Copy out the entries in full and with complete accuracy; pictures are excluded.

▸ **DATA TO PROCESS**
========================================
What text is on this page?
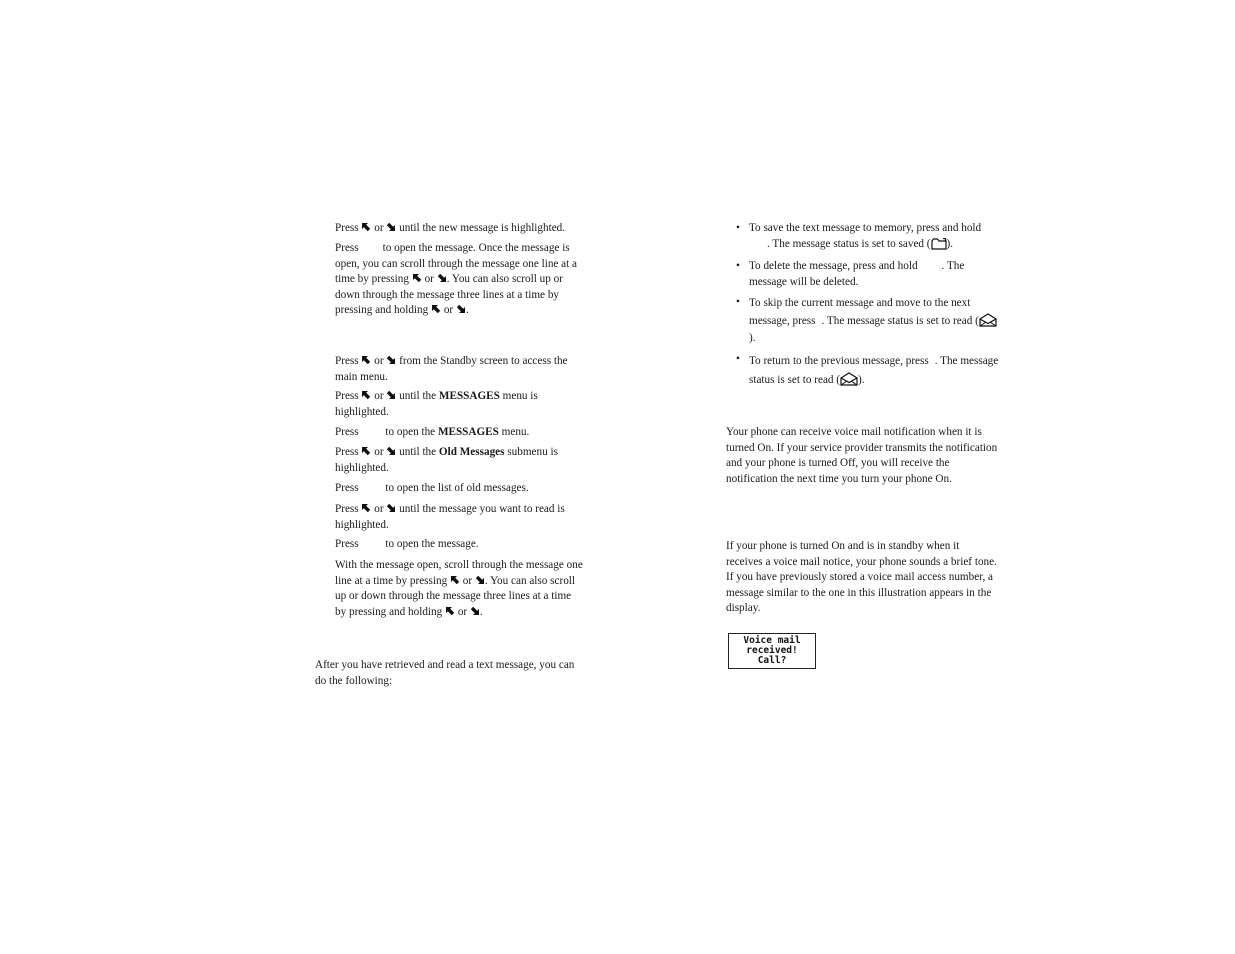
Press or until the new message is highlighted.

Press to open the message. Once the message is open, you can scroll through the message one line at a time by pressing or . You can also scroll up or down through the message three lines at a time by pressing and holding or .

Press or from the Standby screen to access the main menu.

Press or until the MESSAGES menu is highlighted.

Press to open the MESSAGES menu.

Press or until the Old Messages submenu is highlighted.

Press to open the list of old messages.

Press or until the message you want to read is highlighted.

Press to open the message.

With the message open, scroll through the message one line at a time by pressing or . You can also scroll up or down through the message three lines at a time by pressing and holding or .

After you have retrieved and read a text message, you can do the following:

• To save the text message to memory, press and hold
. The message status is set to saved ( ).

• To delete the message, press and hold . The message will be deleted.

• To skip the current message and move to the next message, press . The message status is set to read (
).

• To return to the previous message, press . The message status is set to read ( ).

Your phone can receive voice mail notification when it is turned On. If your service provider transmits the notification and your phone is turned Off, you will receive the notification the next time you turn your phone On.

If your phone is turned On and is in standby when it receives a voice mail notice, your phone sounds a brief tone. If you have previously stored a voice mail access number, a message similar to the one in this illustration appears in the display.

Voice mail
received!
Call?
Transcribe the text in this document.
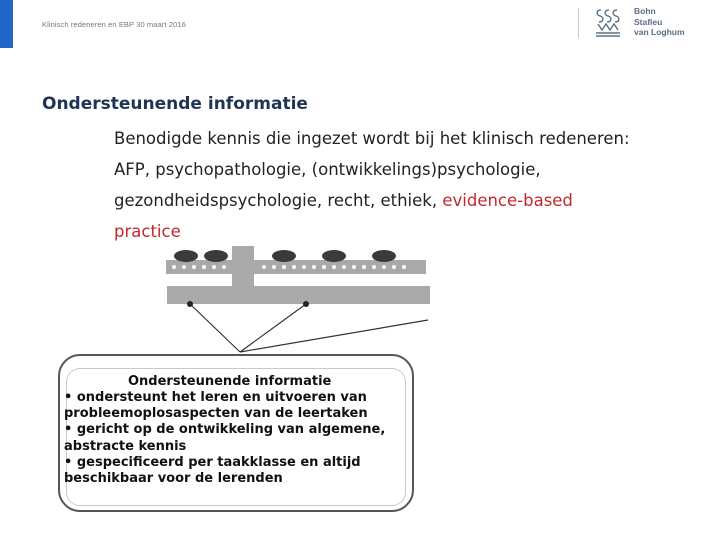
Klinisch redeneren en EBP 30 maart 2016
Bohn
Stafleu
van Loghum
Ondersteunende informatie
Benodigde kennis die ingezet wordt bij het klinisch redeneren:
AFP, psychopathologie, (ontwikkelings)psychologie,
gezondheidspsychologie, recht, ethiek, evidence-based
practice
Ondersteunende informatie
• ondersteunt het leren en uitvoeren van
probleemoplosaspecten van de leertaken
• gericht op de ontwikkeling van algemene,
abstracte kennis
• gespecificeerd per taakklasse en altijd
beschikbaar voor de lerenden
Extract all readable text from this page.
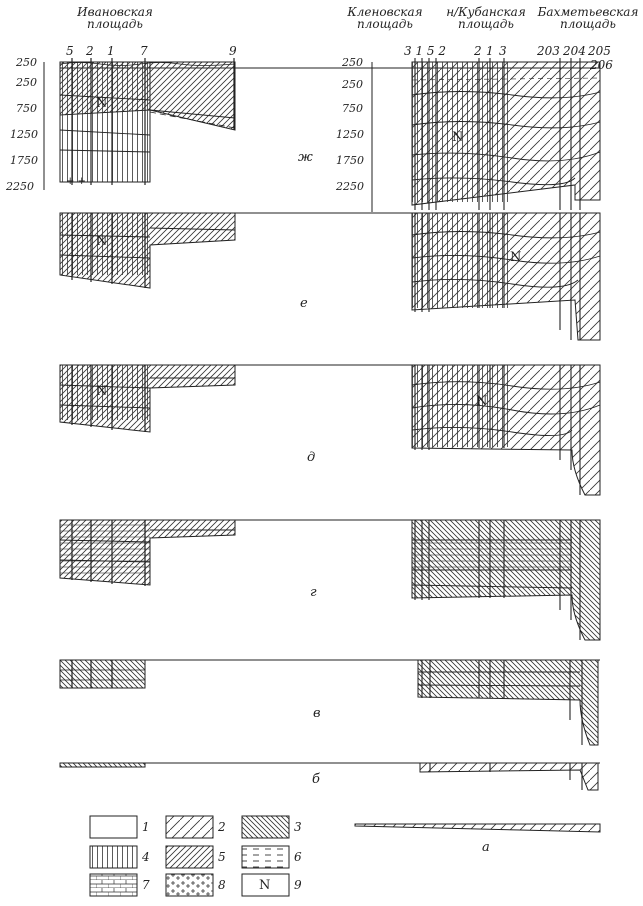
Ивановская
площадь
Кленовская
площадь
н/Кубанская
площадь
Бахметьевская
площадь
5 2 1 7	9	3 1 5 2 2 1 3	203 204 205
206
250
250
750
1250
1750
2250
250
250
750
1250
1750
2250
+ +
N
N
N
N
N
N
ж
е
д
г
в
б
а
1	2	3
4	5	6
7	8	9
N
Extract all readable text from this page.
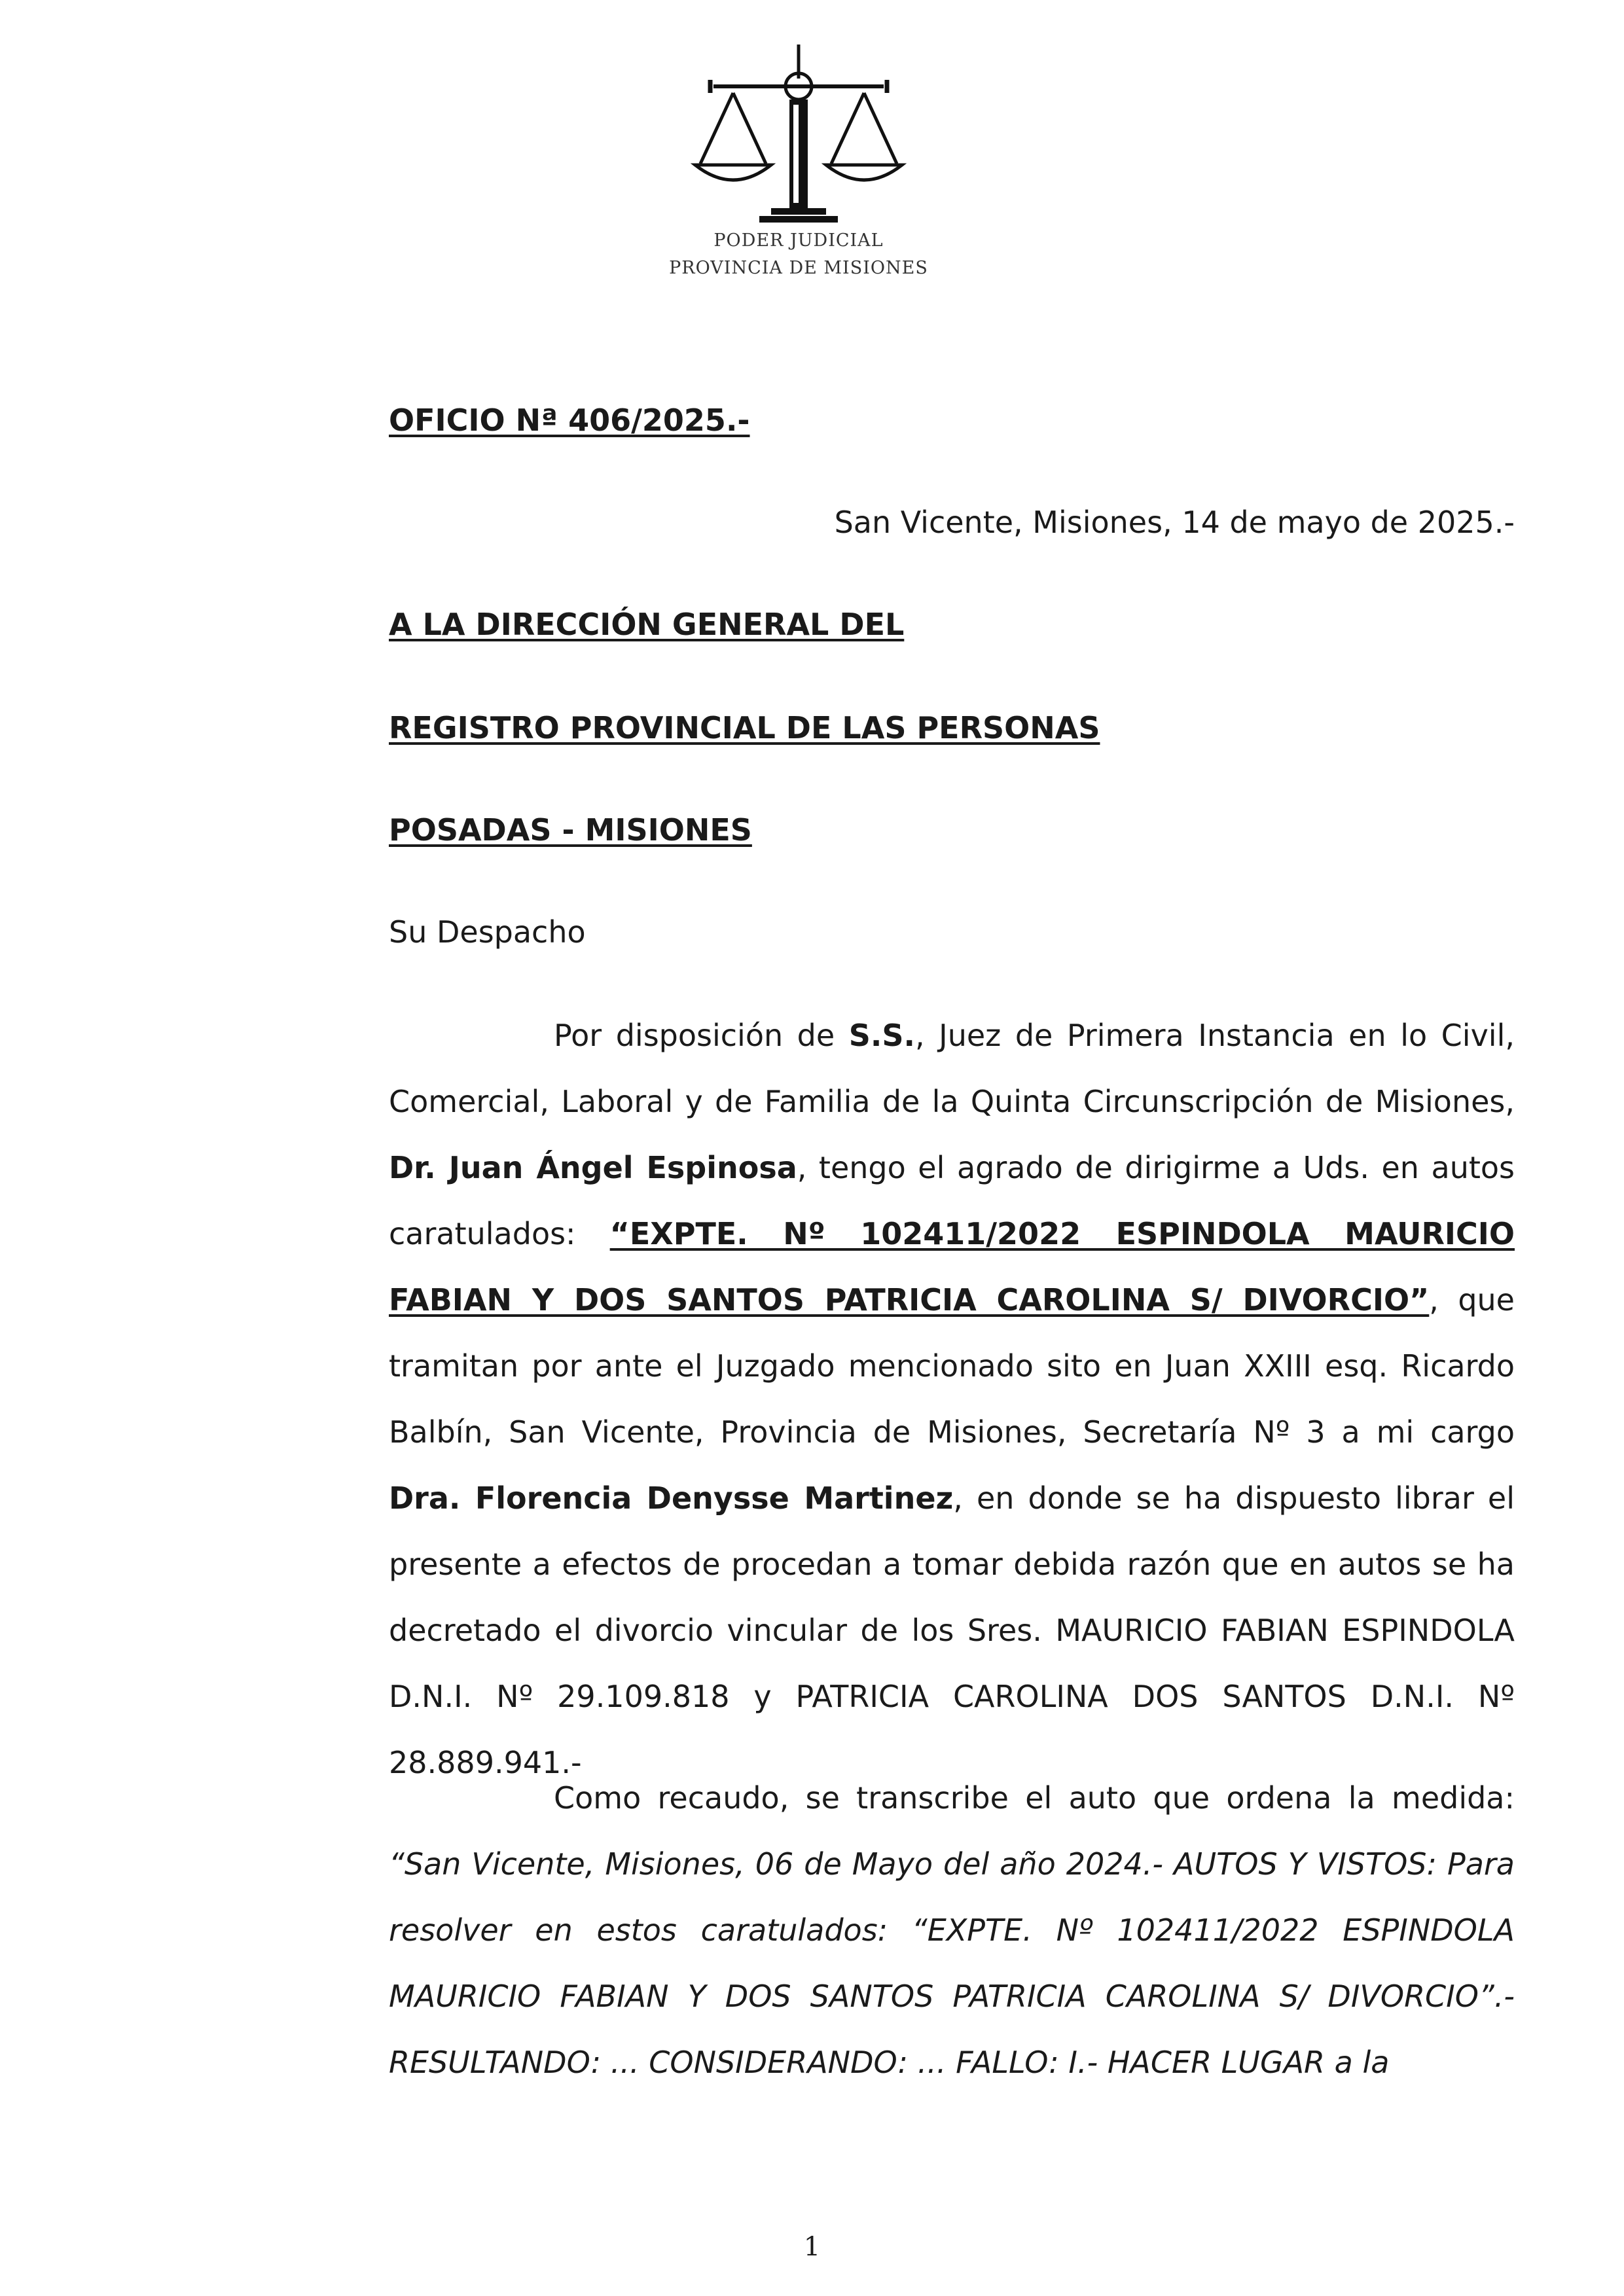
PODER JUDICIAL
PROVINCIA DE MISIONES
OFICIO Nª 406/2025.-
San Vicente, Misiones, 14 de mayo de 2025.-
A LA DIRECCIÓN GENERAL DEL
REGISTRO PROVINCIAL DE LAS PERSONAS
POSADAS - MISIONES
Su Despacho
Por disposición de S.S., Juez de Primera Instancia en lo Civil, Comercial, Laboral y de Familia de la Quinta Circunscripción de Misiones, Dr. Juan Ángel Espinosa, tengo el agrado de dirigirme a Uds. en autos caratulados: “EXPTE. Nº 102411/2022 ESPINDOLA MAURICIO FABIAN Y DOS SANTOS PATRICIA CAROLINA S/ DIVORCIO”, que tramitan por ante el Juzgado mencionado sito en Juan XXIII esq. Ricardo Balbín, San Vicente, Provincia de Misiones, Secretaría Nº 3 a mi cargo Dra. Florencia Denysse Martinez, en donde se ha dispuesto librar el presente a efectos de procedan a tomar debida razón que en autos se ha decretado el divorcio vincular de los Sres. MAURICIO FABIAN ESPINDOLA D.N.I. Nº 29.109.818 y PATRICIA CAROLINA DOS SANTOS D.N.I. Nº 28.889.941.-
Como recaudo, se transcribe el auto que ordena la medida: “San Vicente, Misiones, 06 de Mayo del año 2024.- AUTOS Y VISTOS: Para resolver en estos caratulados: “EXPTE. Nº 102411/2022 ESPINDOLA MAURICIO FABIAN Y DOS SANTOS PATRICIA CAROLINA S/ DIVORCIO”.- RESULTANDO: ... CONSIDERANDO: ... FALLO: I.- HACER LUGAR a la
1
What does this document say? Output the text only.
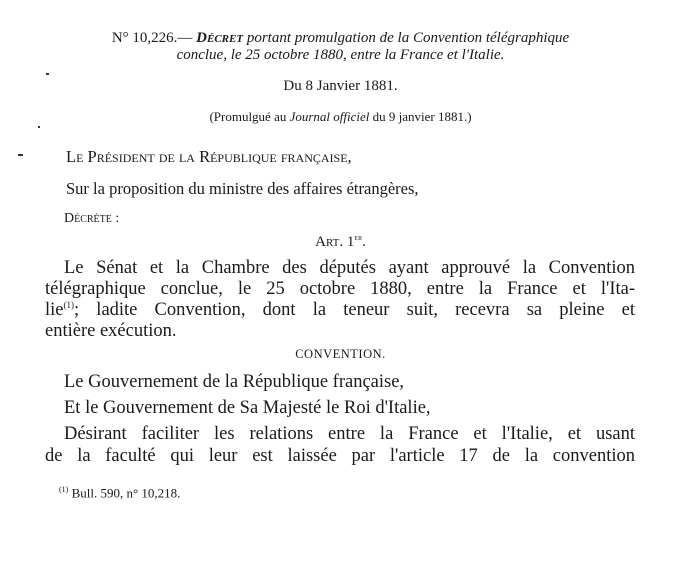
N° 10,226.— Décret portant promulgation de la Convention télégraphique
conclue, le 25 octobre 1880, entre la France et l'Italie.
Du 8 Janvier 1881.
(Promulgué au Journal officiel du 9 janvier 1881.)
Le Président de la République française,
Sur la proposition du ministre des affaires étrangères,
Décrète :
Art. 1er.
Le Sénat et la Chambre des députés ayant approuvé la Convention
télégraphique conclue, le 25 octobre 1880, entre la France et l'Ita-
lie$^{(1)}$; ladite Convention, dont la teneur suit, recevra sa pleine et
entière exécution.
CONVENTION.
Le Gouvernement de la République française,
Et le Gouvernement de Sa Majesté le Roi d'Italie,
Désirant faciliter les relations entre la France et l'Italie, et usant
de la faculté qui leur est laissée par l'article 17 de la convention
$^{(1)}$ Bull. 590, n° 10,218.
========================================
▸ **THE OUTPUT**
What text is on this page?
Press or until the new message is highlighted.

Press to open the message. Once the message is open, you can scroll through the message one line at a time by pressing or . You can also scroll up or down through the message three lines at a time by pressing and holding or .

Press or from the Standby screen to access the main menu.

Press or until the MESSAGES menu is highlighted.

Press to open the MESSAGES menu.

Press or until the Old Messages submenu is highlighted.

Press to open the list of old messages.

Press or until the message you want to read is highlighted.

Press to open the message.

With the message open, scroll through the message one line at a time by pressing or . You can also scroll up or down through the message three lines at a time by pressing and holding or .

After you have retrieved and read a text message, you can do the following:

• To save the text message to memory, press and hold
. The message status is set to saved ( ).

• To delete the message, press and hold . The message will be deleted.

• To skip the current message and move to the next message, press . The message status is set to read (
).

• To return to the previous message, press . The message status is set to read ( ).

Your phone can receive voice mail notification when it is turned On. If your service provider transmits the notification and your phone is turned Off, you will receive the notification the next time you turn your phone On.

If your phone is turned On and is in standby when it receives a voice mail notice, your phone sounds a brief tone. If you have previously stored a voice mail access number, a message similar to the one in this illustration appears in the display.

Voice mail
received!
Call?
Transcribe the text in this document.
Klinisch redeneren en EBP 30 maart 2016
Bohn
Stafleu
van Loghum
Ondersteunende informatie
Benodigde kennis die ingezet wordt bij het klinisch redeneren:
AFP, psychopathologie, (ontwikkelings)psychologie,
gezondheidspsychologie, recht, ethiek, evidence-based
practice
Ondersteunende informatie
• ondersteunt het leren en uitvoeren van
probleemoplosaspecten van de leertaken
• gericht op de ontwikkeling van algemene,
abstracte kennis
• gespecificeerd per taakklasse en altijd
beschikbaar voor de lerenden
Extract all readable text from this page.
Ивановская
площадь
Кленовская
площадь
н/Кубанская
площадь
Бахметьевская
площадь
5 2 1 7	9	3 1 5 2 2 1 3	203 204 205
206
250
250
750
1250
1750
2250
250
250
750
1250
1750
2250
+ +
N
N
N
N
N
N
ж
е
д
г
в
б
а
1	2	3
4	5	6
7	8	9
N
Extract all readable text from this page.
PODER JUDICIAL
PROVINCIA DE MISIONES
OFICIO Nª 406/2025.-
San Vicente, Misiones, 14 de mayo de 2025.-
A LA DIRECCIÓN GENERAL DEL
REGISTRO PROVINCIAL DE LAS PERSONAS
POSADAS - MISIONES
Su Despacho
Por disposición de S.S., Juez de Primera Instancia en lo Civil, Comercial, Laboral y de Familia de la Quinta Circunscripción de Misiones, Dr. Juan Ángel Espinosa, tengo el agrado de dirigirme a Uds. en autos caratulados: “EXPTE. Nº 102411/2022 ESPINDOLA MAURICIO FABIAN Y DOS SANTOS PATRICIA CAROLINA S/ DIVORCIO”, que tramitan por ante el Juzgado mencionado sito en Juan XXIII esq. Ricardo Balbín, San Vicente, Provincia de Misiones, Secretaría Nº 3 a mi cargo Dra. Florencia Denysse Martinez, en donde se ha dispuesto librar el presente a efectos de procedan a tomar debida razón que en autos se ha decretado el divorcio vincular de los Sres. MAURICIO FABIAN ESPINDOLA D.N.I. Nº 29.109.818 y PATRICIA CAROLINA DOS SANTOS D.N.I. Nº 28.889.941.-
Como recaudo, se transcribe el auto que ordena la medida: “San Vicente, Misiones, 06 de Mayo del año 2024.- AUTOS Y VISTOS: Para resolver en estos caratulados: “EXPTE. Nº 102411/2022 ESPINDOLA MAURICIO FABIAN Y DOS SANTOS PATRICIA CAROLINA S/ DIVORCIO”.- RESULTANDO: ... CONSIDERANDO: ... FALLO: I.- HACER LUGAR a la
1
What does this document say? Output the text only.
N° 10,226.— Décret portant promulgation de la Convention télégraphique
conclue, le 25 octobre 1880, entre la France et l'Italie.
Du 8 Janvier 1881.
(Promulgué au Journal officiel du 9 janvier 1881.)
Le Président de la République française,
Sur la proposition du ministre des affaires étrangères,
Décrète :
Art. 1er.
Le Sénat et la Chambre des députés ayant approuvé la Convention
télégraphique conclue, le 25 octobre 1880, entre la France et l'Ita-
lie$^{(1)}$; ladite Convention, dont la teneur suit, recevra sa pleine et
entière exécution.
CONVENTION.
Le Gouvernement de la République française,
Et le Gouvernement de Sa Majesté le Roi d'Italie,
Désirant faciliter les relations entre la France et l'Italie, et usant
de la faculté qui leur est laissée par l'article 17 de la convention
$^{(1)}$ Bull. 590, n° 10,218.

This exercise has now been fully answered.